> [What you have to do]: Of the lines in the entries, how many hold the word "Fundació"? Give that number alone.

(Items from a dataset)
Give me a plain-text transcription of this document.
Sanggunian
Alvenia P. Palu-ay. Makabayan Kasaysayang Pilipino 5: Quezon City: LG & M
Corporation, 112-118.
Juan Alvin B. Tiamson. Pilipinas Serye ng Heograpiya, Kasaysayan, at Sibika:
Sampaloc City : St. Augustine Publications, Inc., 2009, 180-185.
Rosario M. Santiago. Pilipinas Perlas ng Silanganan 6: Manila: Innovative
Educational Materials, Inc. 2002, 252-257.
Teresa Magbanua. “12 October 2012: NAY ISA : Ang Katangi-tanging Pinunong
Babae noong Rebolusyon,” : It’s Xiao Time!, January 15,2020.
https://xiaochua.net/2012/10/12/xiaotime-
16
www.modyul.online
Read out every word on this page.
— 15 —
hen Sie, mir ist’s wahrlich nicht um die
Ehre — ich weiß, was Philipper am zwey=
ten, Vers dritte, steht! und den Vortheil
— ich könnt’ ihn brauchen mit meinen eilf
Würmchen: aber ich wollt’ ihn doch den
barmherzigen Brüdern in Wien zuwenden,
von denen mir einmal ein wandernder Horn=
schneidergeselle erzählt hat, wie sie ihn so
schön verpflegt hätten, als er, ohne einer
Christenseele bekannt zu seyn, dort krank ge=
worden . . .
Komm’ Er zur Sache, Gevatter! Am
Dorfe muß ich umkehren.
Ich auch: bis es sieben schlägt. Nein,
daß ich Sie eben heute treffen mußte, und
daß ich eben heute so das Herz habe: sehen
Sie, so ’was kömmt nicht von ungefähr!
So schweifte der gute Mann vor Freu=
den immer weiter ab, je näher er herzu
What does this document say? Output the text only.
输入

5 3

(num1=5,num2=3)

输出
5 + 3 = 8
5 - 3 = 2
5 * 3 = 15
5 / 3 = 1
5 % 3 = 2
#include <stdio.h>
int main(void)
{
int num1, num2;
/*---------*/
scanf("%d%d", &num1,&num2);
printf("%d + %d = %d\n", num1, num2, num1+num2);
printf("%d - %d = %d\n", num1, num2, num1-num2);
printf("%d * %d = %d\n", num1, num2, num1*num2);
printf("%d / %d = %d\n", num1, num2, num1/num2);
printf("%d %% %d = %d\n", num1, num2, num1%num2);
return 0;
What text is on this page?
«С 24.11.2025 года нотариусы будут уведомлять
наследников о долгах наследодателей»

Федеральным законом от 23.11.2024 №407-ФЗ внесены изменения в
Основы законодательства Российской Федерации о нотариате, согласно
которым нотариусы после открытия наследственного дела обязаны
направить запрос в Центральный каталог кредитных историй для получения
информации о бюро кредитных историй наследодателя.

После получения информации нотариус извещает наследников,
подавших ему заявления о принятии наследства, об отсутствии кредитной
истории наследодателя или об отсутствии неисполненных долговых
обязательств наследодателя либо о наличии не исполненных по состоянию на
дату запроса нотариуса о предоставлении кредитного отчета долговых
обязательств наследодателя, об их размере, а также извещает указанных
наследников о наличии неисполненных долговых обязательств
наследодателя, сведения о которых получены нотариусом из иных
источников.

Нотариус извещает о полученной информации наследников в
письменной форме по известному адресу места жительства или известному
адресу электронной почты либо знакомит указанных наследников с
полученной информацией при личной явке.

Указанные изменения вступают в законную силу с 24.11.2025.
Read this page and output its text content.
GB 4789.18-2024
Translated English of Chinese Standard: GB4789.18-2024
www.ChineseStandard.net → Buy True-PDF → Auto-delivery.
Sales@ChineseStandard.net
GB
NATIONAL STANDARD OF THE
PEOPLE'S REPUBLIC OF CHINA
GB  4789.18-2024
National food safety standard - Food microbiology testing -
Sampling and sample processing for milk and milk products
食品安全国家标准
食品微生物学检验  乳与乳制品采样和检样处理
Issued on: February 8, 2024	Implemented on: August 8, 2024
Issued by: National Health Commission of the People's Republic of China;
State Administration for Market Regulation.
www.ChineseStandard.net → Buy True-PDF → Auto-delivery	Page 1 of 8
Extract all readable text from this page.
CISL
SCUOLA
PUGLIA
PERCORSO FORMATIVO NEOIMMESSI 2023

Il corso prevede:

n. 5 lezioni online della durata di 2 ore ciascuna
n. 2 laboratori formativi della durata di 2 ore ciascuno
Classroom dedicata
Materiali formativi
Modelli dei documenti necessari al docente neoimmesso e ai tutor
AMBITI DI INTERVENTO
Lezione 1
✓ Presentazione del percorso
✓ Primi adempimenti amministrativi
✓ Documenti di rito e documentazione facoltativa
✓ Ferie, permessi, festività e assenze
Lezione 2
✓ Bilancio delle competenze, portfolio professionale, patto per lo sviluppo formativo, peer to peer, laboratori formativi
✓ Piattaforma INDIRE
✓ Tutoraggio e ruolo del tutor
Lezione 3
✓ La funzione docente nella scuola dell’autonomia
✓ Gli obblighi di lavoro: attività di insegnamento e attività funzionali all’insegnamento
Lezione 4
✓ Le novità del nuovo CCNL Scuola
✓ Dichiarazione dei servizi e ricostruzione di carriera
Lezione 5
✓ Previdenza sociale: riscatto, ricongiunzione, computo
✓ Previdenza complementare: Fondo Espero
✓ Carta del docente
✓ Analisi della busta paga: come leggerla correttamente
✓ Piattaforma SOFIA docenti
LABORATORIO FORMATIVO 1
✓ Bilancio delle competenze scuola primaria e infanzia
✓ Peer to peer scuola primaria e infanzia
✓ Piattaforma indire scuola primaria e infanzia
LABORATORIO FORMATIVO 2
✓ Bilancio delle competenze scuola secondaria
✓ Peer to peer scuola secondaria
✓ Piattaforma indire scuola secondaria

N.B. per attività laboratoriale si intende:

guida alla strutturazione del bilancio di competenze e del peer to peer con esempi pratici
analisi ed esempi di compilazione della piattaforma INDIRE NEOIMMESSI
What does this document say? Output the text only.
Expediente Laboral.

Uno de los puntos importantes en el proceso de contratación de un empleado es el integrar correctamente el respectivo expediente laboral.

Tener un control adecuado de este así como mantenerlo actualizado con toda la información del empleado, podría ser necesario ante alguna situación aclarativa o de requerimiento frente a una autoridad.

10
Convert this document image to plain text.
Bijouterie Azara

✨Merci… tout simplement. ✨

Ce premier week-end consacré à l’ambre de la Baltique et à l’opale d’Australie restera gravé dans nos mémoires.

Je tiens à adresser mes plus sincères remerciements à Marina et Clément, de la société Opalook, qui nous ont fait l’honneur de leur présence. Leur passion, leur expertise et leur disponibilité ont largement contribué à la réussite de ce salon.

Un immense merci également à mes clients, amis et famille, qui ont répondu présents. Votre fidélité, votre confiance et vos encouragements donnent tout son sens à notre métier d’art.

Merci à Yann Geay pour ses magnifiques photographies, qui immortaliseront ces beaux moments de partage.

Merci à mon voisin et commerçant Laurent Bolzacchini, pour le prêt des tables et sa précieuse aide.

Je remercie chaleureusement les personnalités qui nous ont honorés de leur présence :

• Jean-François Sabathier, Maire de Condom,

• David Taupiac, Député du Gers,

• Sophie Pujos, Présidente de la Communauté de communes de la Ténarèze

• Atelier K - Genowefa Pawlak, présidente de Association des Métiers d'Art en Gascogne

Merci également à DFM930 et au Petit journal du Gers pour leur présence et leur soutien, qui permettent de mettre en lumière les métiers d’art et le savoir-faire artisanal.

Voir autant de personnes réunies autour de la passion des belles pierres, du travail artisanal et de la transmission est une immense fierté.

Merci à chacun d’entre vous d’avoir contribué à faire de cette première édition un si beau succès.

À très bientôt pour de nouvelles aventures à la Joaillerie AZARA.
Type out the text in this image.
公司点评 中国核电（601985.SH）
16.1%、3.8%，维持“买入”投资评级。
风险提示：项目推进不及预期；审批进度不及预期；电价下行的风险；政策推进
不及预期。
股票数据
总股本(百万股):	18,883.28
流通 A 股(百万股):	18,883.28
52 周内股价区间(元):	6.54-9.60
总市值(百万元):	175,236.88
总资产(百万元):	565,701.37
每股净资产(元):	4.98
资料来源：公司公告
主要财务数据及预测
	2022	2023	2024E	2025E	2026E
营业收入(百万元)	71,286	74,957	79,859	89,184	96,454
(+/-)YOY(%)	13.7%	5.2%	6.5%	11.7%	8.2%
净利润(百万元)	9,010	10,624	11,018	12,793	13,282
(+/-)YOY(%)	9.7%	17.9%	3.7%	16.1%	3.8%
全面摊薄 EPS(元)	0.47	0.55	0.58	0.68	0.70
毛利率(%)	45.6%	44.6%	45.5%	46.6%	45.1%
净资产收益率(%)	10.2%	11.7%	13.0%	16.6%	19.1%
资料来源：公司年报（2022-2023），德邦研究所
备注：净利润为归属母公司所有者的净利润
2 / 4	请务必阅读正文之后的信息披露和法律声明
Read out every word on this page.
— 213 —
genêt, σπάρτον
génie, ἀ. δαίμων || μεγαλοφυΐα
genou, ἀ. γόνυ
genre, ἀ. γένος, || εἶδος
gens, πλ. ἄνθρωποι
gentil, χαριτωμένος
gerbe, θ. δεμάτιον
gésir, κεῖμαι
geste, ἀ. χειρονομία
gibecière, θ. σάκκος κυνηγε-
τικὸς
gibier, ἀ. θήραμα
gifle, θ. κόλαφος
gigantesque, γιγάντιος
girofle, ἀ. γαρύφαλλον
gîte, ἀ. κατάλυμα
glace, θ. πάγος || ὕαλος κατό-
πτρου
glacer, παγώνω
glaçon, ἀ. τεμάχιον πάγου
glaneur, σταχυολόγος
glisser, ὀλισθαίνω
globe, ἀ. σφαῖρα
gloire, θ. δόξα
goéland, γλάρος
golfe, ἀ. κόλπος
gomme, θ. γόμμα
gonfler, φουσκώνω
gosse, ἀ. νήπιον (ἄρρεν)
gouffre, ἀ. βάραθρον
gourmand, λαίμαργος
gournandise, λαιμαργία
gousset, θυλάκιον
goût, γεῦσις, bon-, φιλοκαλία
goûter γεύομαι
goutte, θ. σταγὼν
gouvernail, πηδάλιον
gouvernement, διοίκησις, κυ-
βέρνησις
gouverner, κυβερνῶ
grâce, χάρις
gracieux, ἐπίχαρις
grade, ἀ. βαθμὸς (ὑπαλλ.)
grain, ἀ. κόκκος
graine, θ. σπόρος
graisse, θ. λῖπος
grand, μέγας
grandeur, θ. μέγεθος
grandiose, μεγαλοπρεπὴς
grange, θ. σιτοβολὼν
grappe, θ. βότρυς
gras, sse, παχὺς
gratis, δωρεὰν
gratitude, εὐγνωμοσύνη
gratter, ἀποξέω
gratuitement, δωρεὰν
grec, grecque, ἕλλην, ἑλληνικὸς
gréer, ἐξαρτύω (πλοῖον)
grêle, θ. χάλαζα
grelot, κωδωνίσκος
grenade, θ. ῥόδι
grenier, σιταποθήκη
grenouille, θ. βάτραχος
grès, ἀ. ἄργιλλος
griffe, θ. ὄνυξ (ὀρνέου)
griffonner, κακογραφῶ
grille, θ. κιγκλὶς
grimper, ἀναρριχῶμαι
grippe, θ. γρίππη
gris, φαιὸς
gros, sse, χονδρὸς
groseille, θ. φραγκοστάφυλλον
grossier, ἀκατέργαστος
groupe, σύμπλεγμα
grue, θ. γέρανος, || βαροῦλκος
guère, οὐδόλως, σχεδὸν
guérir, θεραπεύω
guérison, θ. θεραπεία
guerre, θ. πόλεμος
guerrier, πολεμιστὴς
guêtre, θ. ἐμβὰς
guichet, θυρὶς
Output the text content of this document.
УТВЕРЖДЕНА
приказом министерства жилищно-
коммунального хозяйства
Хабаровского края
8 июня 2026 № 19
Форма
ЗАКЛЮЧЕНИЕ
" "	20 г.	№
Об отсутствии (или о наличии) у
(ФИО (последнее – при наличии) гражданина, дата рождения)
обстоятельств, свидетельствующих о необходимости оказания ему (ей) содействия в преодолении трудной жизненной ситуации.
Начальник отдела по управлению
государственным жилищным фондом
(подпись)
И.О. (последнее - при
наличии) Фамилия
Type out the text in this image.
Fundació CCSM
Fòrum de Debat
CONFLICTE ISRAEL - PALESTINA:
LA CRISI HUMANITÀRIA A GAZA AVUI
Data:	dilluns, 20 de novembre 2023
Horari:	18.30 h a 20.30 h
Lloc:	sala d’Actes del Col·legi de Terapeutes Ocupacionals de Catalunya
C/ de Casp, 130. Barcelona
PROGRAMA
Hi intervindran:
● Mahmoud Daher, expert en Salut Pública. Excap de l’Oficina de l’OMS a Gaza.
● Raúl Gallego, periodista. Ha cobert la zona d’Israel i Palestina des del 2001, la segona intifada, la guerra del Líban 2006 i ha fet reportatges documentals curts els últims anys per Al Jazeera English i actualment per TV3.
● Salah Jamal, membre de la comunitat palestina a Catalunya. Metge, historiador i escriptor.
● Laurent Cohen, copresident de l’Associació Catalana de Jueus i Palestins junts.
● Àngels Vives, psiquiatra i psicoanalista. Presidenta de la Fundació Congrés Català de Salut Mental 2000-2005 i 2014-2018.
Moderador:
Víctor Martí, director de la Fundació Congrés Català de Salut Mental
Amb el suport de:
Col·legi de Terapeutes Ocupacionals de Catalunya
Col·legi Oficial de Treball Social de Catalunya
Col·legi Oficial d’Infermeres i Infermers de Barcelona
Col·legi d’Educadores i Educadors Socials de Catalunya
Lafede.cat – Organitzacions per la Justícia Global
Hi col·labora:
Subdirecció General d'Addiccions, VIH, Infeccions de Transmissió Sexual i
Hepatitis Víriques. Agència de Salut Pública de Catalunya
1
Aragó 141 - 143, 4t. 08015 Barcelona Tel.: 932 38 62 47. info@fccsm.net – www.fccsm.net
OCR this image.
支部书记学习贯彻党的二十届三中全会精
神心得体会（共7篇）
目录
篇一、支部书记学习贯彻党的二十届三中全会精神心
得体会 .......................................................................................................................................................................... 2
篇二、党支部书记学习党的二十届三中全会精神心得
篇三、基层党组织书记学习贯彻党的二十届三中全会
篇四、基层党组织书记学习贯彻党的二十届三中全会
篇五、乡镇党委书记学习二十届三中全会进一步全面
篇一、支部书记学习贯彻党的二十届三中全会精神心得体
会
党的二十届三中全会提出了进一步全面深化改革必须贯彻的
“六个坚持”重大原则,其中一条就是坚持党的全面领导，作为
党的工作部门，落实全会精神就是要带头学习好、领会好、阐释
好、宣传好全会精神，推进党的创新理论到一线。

> [Answer to this task]: 3